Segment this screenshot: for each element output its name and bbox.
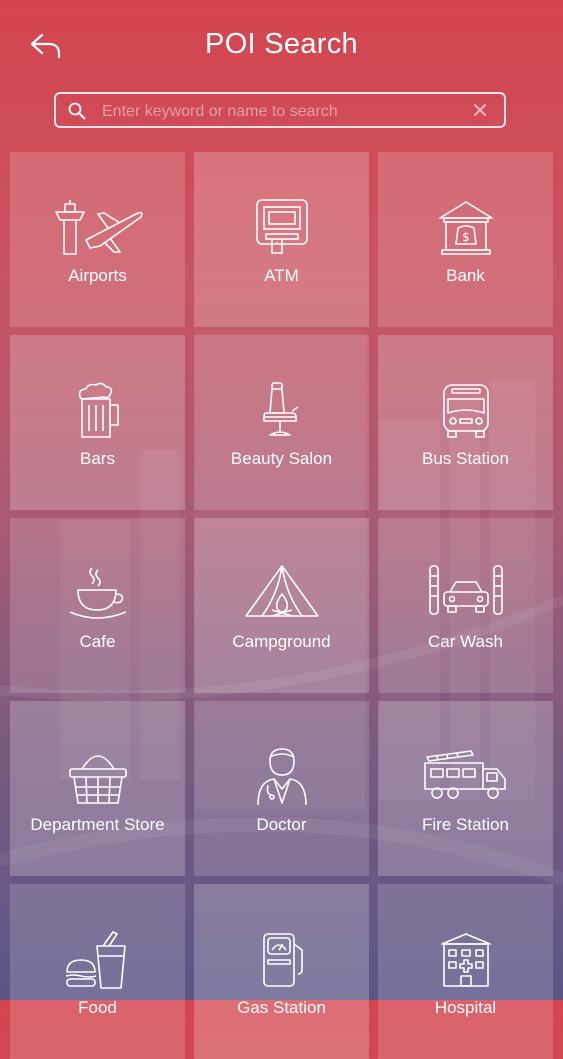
fire-truck-icon bbox=[423, 750, 506, 799]
airport-icon bbox=[54, 200, 143, 255]
category-label: ATM bbox=[264, 266, 299, 285]
category-tile-bars[interactable]: Bars bbox=[10, 335, 185, 510]
category-label: Campground bbox=[232, 632, 331, 651]
beer-mug-icon bbox=[78, 382, 119, 438]
category-label: Bank bbox=[446, 266, 485, 285]
bank-icon: $ bbox=[438, 201, 493, 255]
category-label: Hospital bbox=[434, 998, 497, 1017]
category-label: Airports bbox=[68, 266, 127, 285]
page-title: POI Search bbox=[205, 28, 358, 60]
category-tile-atm[interactable]: ATM bbox=[194, 152, 369, 327]
category-label: Gas Station bbox=[237, 998, 326, 1017]
category-label: Beauty Salon bbox=[230, 449, 333, 468]
atm-icon bbox=[255, 199, 308, 254]
category-tile-doctor[interactable]: Doctor bbox=[194, 701, 369, 876]
category-tile-gas-station[interactable]: Gas Station bbox=[194, 884, 369, 1059]
doctor-icon bbox=[256, 748, 307, 806]
hospital-icon bbox=[440, 933, 491, 987]
category-grid: Airports ATM $ Bank Bars Beauty Salon Bu… bbox=[10, 152, 554, 1059]
category-label: Fire Station bbox=[422, 815, 509, 834]
car-wash-icon bbox=[428, 565, 503, 615]
close-icon bbox=[474, 104, 486, 116]
coffee-cup-icon bbox=[69, 567, 126, 619]
category-label: Bars bbox=[80, 449, 115, 468]
category-tile-airports[interactable]: Airports bbox=[10, 152, 185, 327]
basket-icon bbox=[68, 755, 127, 804]
category-tile-hospital[interactable]: Hospital bbox=[378, 884, 553, 1059]
bus-icon bbox=[442, 384, 489, 438]
category-tile-bus-station[interactable]: Bus Station bbox=[378, 335, 553, 510]
category-label: Doctor bbox=[256, 815, 307, 834]
gas-pump-icon bbox=[262, 933, 303, 987]
category-label: Bus Station bbox=[422, 449, 509, 468]
search-bar bbox=[54, 92, 506, 128]
salon-chair-icon bbox=[262, 382, 298, 436]
category-label: Food bbox=[78, 998, 117, 1017]
svg-text:$: $ bbox=[462, 230, 470, 244]
tent-icon bbox=[244, 565, 319, 617]
fast-food-icon bbox=[65, 931, 126, 989]
category-label: Cafe bbox=[79, 632, 116, 651]
category-tile-food[interactable]: Food bbox=[10, 884, 185, 1059]
category-tile-beauty-salon[interactable]: Beauty Salon bbox=[194, 335, 369, 510]
category-label: Department Store bbox=[30, 815, 165, 834]
category-tile-fire-station[interactable]: Fire Station bbox=[378, 701, 553, 876]
category-label: Car Wash bbox=[428, 632, 503, 651]
category-tile-cafe[interactable]: Cafe bbox=[10, 518, 185, 693]
search-icon bbox=[68, 102, 86, 120]
clear-search-button[interactable] bbox=[470, 100, 490, 120]
category-tile-car-wash[interactable]: Car Wash bbox=[378, 518, 553, 693]
category-tile-bank[interactable]: $ Bank bbox=[378, 152, 553, 327]
category-tile-campground[interactable]: Campground bbox=[194, 518, 369, 693]
category-tile-department-store[interactable]: Department Store bbox=[10, 701, 185, 876]
header-bar: POI Search bbox=[0, 0, 563, 90]
search-input[interactable] bbox=[100, 97, 464, 127]
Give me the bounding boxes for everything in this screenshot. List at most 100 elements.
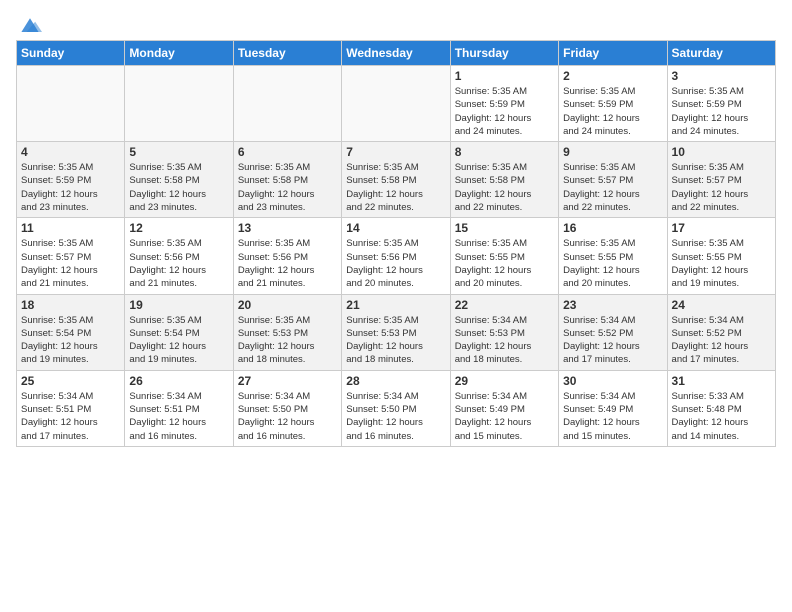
+--
- _Short problem_:
Rewrite all of the entries above with every "screenshot" changed to "screen capture" and nothing else altered. Omit the pictures from your version.

- _Result of this exercise_:
Segment this screen capture: for each element output its name and bbox.
fire-truck-icon bbox=[423, 750, 506, 799]
airport-icon bbox=[54, 200, 143, 255]
category-label: ATM bbox=[264, 266, 299, 285]
category-tile-bars[interactable]: Bars bbox=[10, 335, 185, 510]
category-label: Campground bbox=[232, 632, 331, 651]
beer-mug-icon bbox=[78, 382, 119, 438]
category-label: Bank bbox=[446, 266, 485, 285]
bank-icon: $ bbox=[438, 201, 493, 255]
category-label: Hospital bbox=[434, 998, 497, 1017]
category-label: Airports bbox=[68, 266, 127, 285]
page-title: POI Search bbox=[205, 28, 358, 60]
category-tile-atm[interactable]: ATM bbox=[194, 152, 369, 327]
category-label: Gas Station bbox=[237, 998, 326, 1017]
category-label: Beauty Salon bbox=[230, 449, 333, 468]
atm-icon bbox=[255, 199, 308, 254]
category-tile-doctor[interactable]: Doctor bbox=[194, 701, 369, 876]
category-tile-gas-station[interactable]: Gas Station bbox=[194, 884, 369, 1059]
doctor-icon bbox=[256, 748, 307, 806]
hospital-icon bbox=[440, 933, 491, 987]
category-grid: Airports ATM $ Bank Bars Beauty Salon Bu… bbox=[10, 152, 554, 1059]
category-label: Fire Station bbox=[422, 815, 509, 834]
car-wash-icon bbox=[428, 565, 503, 615]
close-icon bbox=[474, 104, 486, 116]
coffee-cup-icon bbox=[69, 567, 126, 619]
category-label: Bars bbox=[80, 449, 115, 468]
category-tile-airports[interactable]: Airports bbox=[10, 152, 185, 327]
basket-icon bbox=[68, 755, 127, 804]
category-tile-hospital[interactable]: Hospital bbox=[378, 884, 553, 1059]
bus-icon bbox=[442, 384, 489, 438]
category-tile-bus-station[interactable]: Bus Station bbox=[378, 335, 553, 510]
category-label: Doctor bbox=[256, 815, 307, 834]
gas-pump-icon bbox=[262, 933, 303, 987]
category-label: Bus Station bbox=[422, 449, 509, 468]
search-bar bbox=[54, 92, 506, 128]
salon-chair-icon bbox=[262, 382, 298, 436]
category-label: Food bbox=[78, 998, 117, 1017]
svg-text:$: $ bbox=[462, 230, 470, 244]
tent-icon bbox=[244, 565, 319, 617]
fast-food-icon bbox=[65, 931, 126, 989]
category-label: Cafe bbox=[79, 632, 116, 651]
category-tile-food[interactable]: Food bbox=[10, 884, 185, 1059]
category-tile-beauty-salon[interactable]: Beauty Salon bbox=[194, 335, 369, 510]
category-label: Department Store bbox=[30, 815, 165, 834]
category-tile-fire-station[interactable]: Fire Station bbox=[378, 701, 553, 876]
category-label: Car Wash bbox=[428, 632, 503, 651]
category-tile-cafe[interactable]: Cafe bbox=[10, 518, 185, 693]
search-icon bbox=[68, 102, 86, 120]
clear-search-button[interactable] bbox=[470, 100, 490, 120]
category-tile-car-wash[interactable]: Car Wash bbox=[378, 518, 553, 693]
category-tile-bank[interactable]: $ Bank bbox=[378, 152, 553, 327]
category-tile-campground[interactable]: Campground bbox=[194, 518, 369, 693]
category-tile-department-store[interactable]: Department Store bbox=[10, 701, 185, 876]
header-bar: POI Search bbox=[0, 0, 563, 90]
search-input[interactable] bbox=[100, 97, 464, 127]
Give me the bounding boxes for everything in this screen capture. List at most 100 elements.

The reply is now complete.